Images are not part of the copy; transcribe all the data exactly.

[Information given start]

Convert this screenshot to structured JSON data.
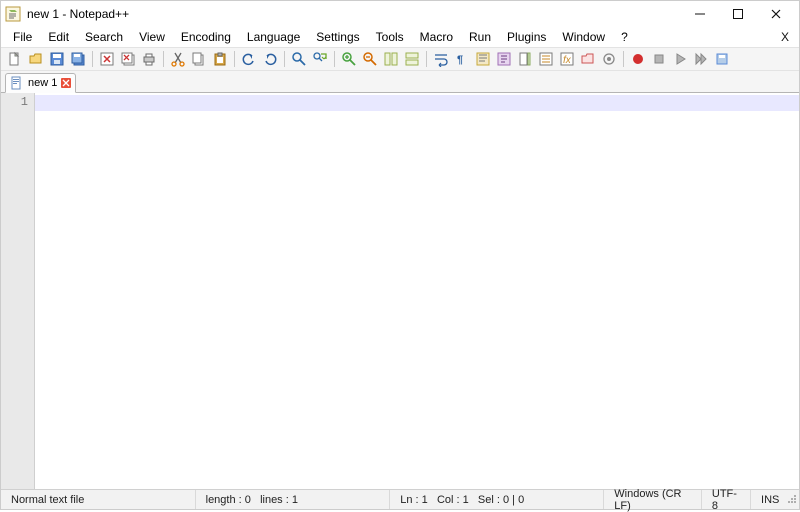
{
  "window": {
    "title": "new 1 - Notepad++"
  },
  "menu": {
    "file": "File",
    "edit": "Edit",
    "search": "Search",
    "view": "View",
    "encoding": "Encoding",
    "language": "Language",
    "settings": "Settings",
    "tools": "Tools",
    "macro": "Macro",
    "run": "Run",
    "plugins": "Plugins",
    "window": "Window",
    "help": "?",
    "close_doc": "X"
  },
  "tab": {
    "label": "new 1"
  },
  "editor": {
    "line1": "1"
  },
  "status": {
    "filetype": "Normal text file",
    "length": "length : 0",
    "lines": "lines : 1",
    "ln": "Ln : 1",
    "col": "Col : 1",
    "sel": "Sel : 0 | 0",
    "eol": "Windows (CR LF)",
    "encoding": "UTF-8",
    "mode": "INS"
  }
}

[Information given end]

Result for this exercise –
Convert this screenshot to structured JSON data.
{
  "window": {
    "title": "new 1 - Notepad++"
  },
  "menu": {
    "file": "File",
    "edit": "Edit",
    "search": "Search",
    "view": "View",
    "encoding": "Encoding",
    "language": "Language",
    "settings": "Settings",
    "tools": "Tools",
    "macro": "Macro",
    "run": "Run",
    "plugins": "Plugins",
    "window": "Window",
    "help": "?",
    "close_doc": "X"
  },
  "tab": {
    "label": "new 1"
  },
  "editor": {
    "line1": "1"
  },
  "status": {
    "filetype": "Normal text file",
    "length": "length : 0",
    "lines": "lines : 1",
    "ln": "Ln : 1",
    "col": "Col : 1",
    "sel": "Sel : 0 | 0",
    "eol": "Windows (CR LF)",
    "encoding": "UTF-8",
    "mode": "INS"
  }
}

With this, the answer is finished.